-- begin --

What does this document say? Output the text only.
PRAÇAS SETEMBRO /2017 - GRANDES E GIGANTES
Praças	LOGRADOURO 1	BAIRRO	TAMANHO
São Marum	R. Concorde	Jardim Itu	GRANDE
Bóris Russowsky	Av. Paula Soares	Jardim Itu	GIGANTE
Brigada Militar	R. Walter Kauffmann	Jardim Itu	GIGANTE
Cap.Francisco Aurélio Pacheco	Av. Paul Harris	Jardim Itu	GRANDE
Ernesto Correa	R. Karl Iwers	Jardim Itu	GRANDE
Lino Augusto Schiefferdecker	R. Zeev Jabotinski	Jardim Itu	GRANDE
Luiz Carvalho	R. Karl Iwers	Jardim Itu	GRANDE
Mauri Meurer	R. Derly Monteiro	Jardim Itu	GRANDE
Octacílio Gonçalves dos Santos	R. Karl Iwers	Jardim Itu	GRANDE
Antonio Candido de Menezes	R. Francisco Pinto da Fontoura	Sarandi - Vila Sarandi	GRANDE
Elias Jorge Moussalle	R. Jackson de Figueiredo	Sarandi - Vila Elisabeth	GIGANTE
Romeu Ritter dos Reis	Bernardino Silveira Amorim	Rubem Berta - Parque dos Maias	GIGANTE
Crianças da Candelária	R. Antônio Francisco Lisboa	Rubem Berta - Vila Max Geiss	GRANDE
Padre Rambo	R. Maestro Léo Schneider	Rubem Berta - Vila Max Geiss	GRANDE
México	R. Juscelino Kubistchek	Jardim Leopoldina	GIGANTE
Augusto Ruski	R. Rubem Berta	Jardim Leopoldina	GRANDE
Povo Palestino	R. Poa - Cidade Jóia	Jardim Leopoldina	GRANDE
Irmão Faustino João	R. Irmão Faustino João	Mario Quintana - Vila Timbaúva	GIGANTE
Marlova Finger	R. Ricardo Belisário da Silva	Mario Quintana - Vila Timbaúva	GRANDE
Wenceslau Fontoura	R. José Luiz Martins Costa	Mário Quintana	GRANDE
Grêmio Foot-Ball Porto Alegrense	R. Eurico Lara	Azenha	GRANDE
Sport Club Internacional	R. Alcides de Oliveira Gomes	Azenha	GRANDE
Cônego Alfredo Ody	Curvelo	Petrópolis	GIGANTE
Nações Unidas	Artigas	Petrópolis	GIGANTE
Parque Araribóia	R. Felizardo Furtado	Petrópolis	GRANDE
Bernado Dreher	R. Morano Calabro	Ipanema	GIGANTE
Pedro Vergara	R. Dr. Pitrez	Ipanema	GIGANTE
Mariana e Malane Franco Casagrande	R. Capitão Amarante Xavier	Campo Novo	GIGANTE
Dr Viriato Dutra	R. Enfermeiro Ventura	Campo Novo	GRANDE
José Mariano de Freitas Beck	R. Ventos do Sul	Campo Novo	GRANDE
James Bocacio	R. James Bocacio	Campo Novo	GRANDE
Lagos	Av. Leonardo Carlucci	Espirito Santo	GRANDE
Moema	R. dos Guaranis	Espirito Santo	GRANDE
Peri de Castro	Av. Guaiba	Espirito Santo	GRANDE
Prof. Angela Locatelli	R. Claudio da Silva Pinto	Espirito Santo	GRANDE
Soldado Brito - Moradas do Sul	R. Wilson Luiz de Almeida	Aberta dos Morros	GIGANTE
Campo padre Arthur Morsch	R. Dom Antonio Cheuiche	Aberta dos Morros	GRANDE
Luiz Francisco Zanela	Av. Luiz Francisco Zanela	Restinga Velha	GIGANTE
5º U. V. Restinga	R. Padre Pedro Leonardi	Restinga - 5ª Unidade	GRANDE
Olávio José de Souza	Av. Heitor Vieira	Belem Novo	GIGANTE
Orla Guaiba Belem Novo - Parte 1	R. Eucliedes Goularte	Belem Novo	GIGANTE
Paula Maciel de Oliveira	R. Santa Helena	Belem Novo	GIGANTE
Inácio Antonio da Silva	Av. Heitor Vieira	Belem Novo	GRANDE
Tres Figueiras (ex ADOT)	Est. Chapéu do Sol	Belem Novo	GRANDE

-- end --

* What to produce *
Count all lines of the data that include "Aberta". The answer is the number alone.

* Exercise solution *
2